## CONSIGNES DE L'EXERCICE
Rédigez la suite du texte extrait, consacré à une procédure d'évacuation d'un appartement à Genève, en reprenant immédiatement après sa dernière phrase.

## TEXTE EXTRAIT
--------

Me Pierre BANNA, avocat, rue Verdaine 15, case postale 3015, 1211 Genève 3,
et
1) Madame B______, domiciliée ______ [GE], intimée, représentée par Me C______, avocat,
2) Madame D______, domiciliée ______ [GE], autre intimée.
A. Par jugement JTBL/221/2025 du 27 janvier 2025, le Tribunal des baux et loyers (ci-après : le Tribunal), statuant par voie de procédure sommaire, a déclaré irrecevable la requête en évacuation intentée le 12 septembre 2024 par A______ SA à l'encontre de B______ et D______ s'agissant de l'appartement n° 1______ de 3 pièces au 3ème étage de l'immeuble sis rue 2______ n° ______ à Genève (chiffre 1 du dispositif), débouté les parties de toutes autres conclusions (ch. 2) et dit que la procédure était gratuite (ch. 3).
B. a. Par acte expédié le 11 mars 2025 à la Cour, A______ SA a formé "recours" contre le jugement précité, qu'elle avait reçu le 6 mars 2025, dont elle a requis l'annulation. Elle a conclu à ce que la Cour dise que le congé ordinaire donné le 31 mai 2023 pour le 31 janvier 2024 à B______ et D______ concernant l'appartement susmentionné est valable, condamne les précitées à évacuer immédiatement de leurs personnes, de tout bien et de tous tiers dont elles répondent ledit appartement et l'autorise à mandater un huissier judiciaire, lequel pourra, si nécessaire, dûment muni de l'attestation du caractère exécutoire du présent arrêt, le faire exécuter en mettant en œuvre, aux frais de B______ et de D______ un serrurier, ainsi qu'une entreprise de déménagement et requérir, le cas échéant, l'appui de la force publique.
b. Dans sa réponse, B______ a conclu, principalement, au déboutement de A______ SA et à la confirmation du jugement. Subsidiairement, elle a conclu à ce que lui soit octroyé un sursis humanitaire le plus long possible, mais d'une durée minimale de douze mois à compter de l'entrée en force du présent arrêt.
A titre préalable, elle a sollicité que soit ordonnée son audition ainsi que celle du propriétaire de l'appartement en personne.
c. D______ n'a pas répondu.
d. A______ SA et B______ ont répliqué et dupliqué, et la première s'est encore déterminée, persistant dans leurs conclusions respectives.
e. Les parties ont été informées le 23 mai 2025 de ce que la cause était gardée à juger.
C. Les faits pertinents suivants résultent de la procédure :
a. Le 18 août 1975, la Société Immobilière E______ SA et F______ ont conclu un contrat de bail à loyer portant sur l'appartement n° 1______ de 3 pièces au 3ème étage de l'immeuble sis rue 2______ n° ______, [code postal] Genève (ci-après : l'appartement), ainsi que la cave n° 3______ et le grenier n° 4______.
Le contrat a initialement été conclu pour une année, du 1er février 1976 au 31 janvier 1977.
b. Les actifs et passifs de la Société Immobilière E______ SA, y compris l'immeuble précité, ont ultérieurement été repris par A______ SA.

--------

## DONNÉES DISPONIBLES

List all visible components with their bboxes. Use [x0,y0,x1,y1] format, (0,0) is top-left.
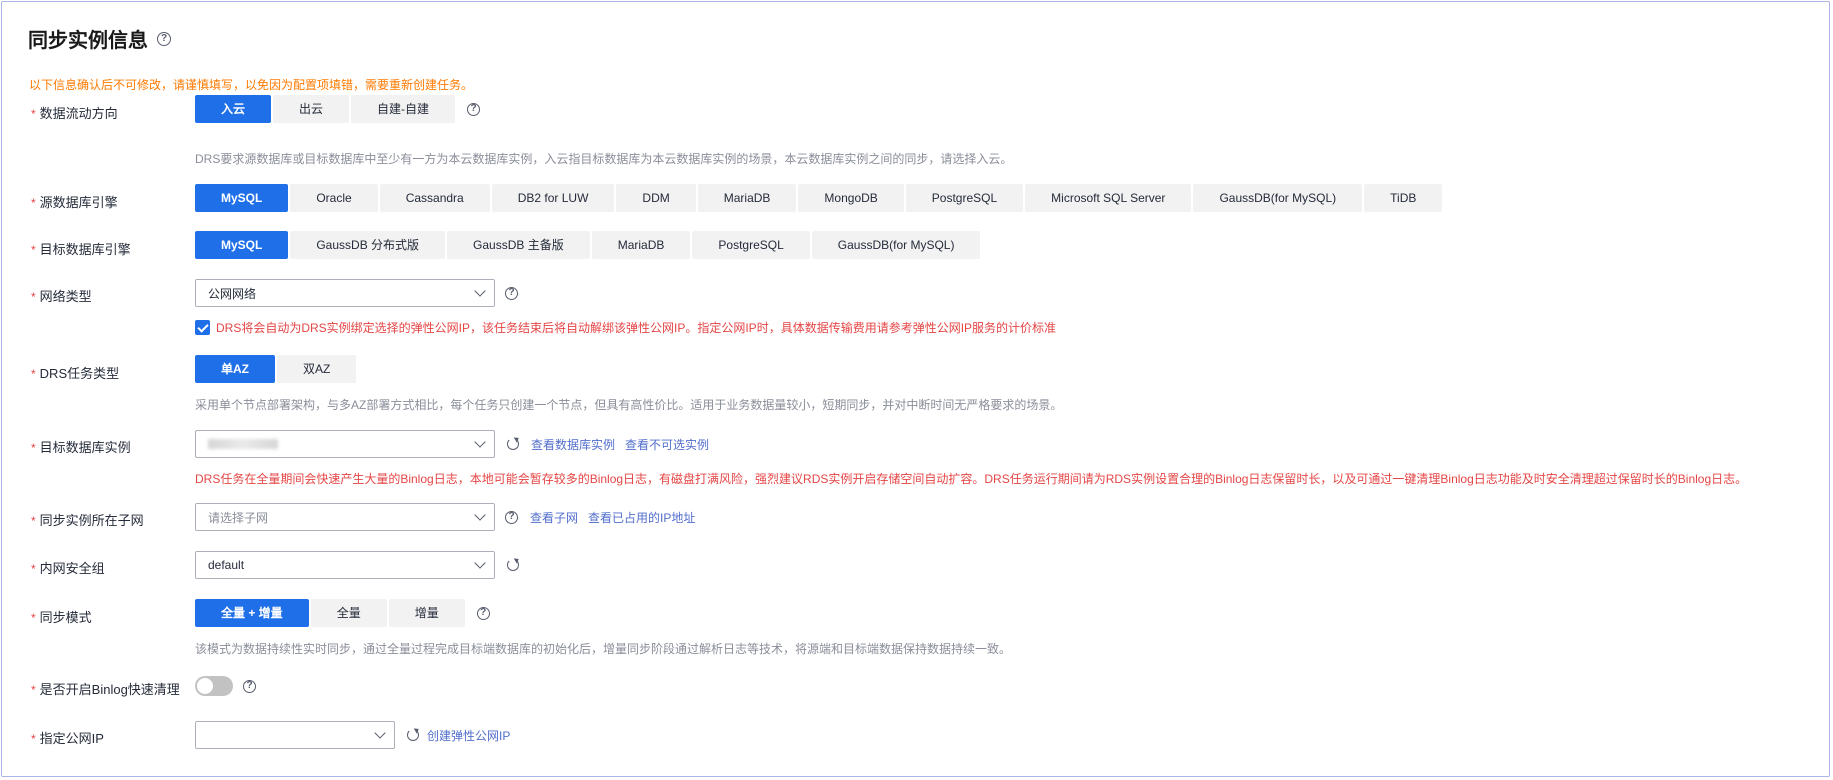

--------

## RÉSULTAT FINAL
c. En dernier lieu, le loyer a été fixé à 644 fr. par mois, charges mensuelles de 100 fr. en sus, soit un montant total de 744 fr. par mois.
d. F______ est décédé le ______ 2005, laissant pour héritiers son épouse, B______, et leur fille, D______.
e. B______ a par la suite occupé seule l'appartement.
f. En date du 21 décembre 2021, à la suite d'une suspicion d'incendie, la police a procédé à l'ouverture de l'appartement de B______, en l'absence de cette dernière qui était injoignable. Un signalement a été fait au Tribunal de protection de l'adulte et de l'enfant (ci-après : le Tribunal de protection), dans le cadre duquel il a été mentionné que l'appartement était particulièrement sale, délabré et encombré, ce qui laissait penser que la locataire pouvait souffrir d'un syndrome de Diogène.
g. Par courrier recommandé du 14 juillet 2022, reçu le 22 juillet 2022 par B______, A______ SA lui a notifié une mise en demeure au sens de l'art. 257f al. 3 CO, lui enjoignant de confirmer qu'elle résidait bien dans l'appartement, en précisant si d'autres personnes y habitaient également, à défaut de quoi son contrat de bail serait susceptible d'être résilié.
h. Par ordonnance de mesures provisionnelles du 12 septembre 2022, le Tribunal de protection a nommé Me C______, avocat, aux fonctions de curateur de représentation et de gestion de B______, notamment dans ses rapports avec les tiers, en particulier s'agissant de toute problématique en lien avec son logement.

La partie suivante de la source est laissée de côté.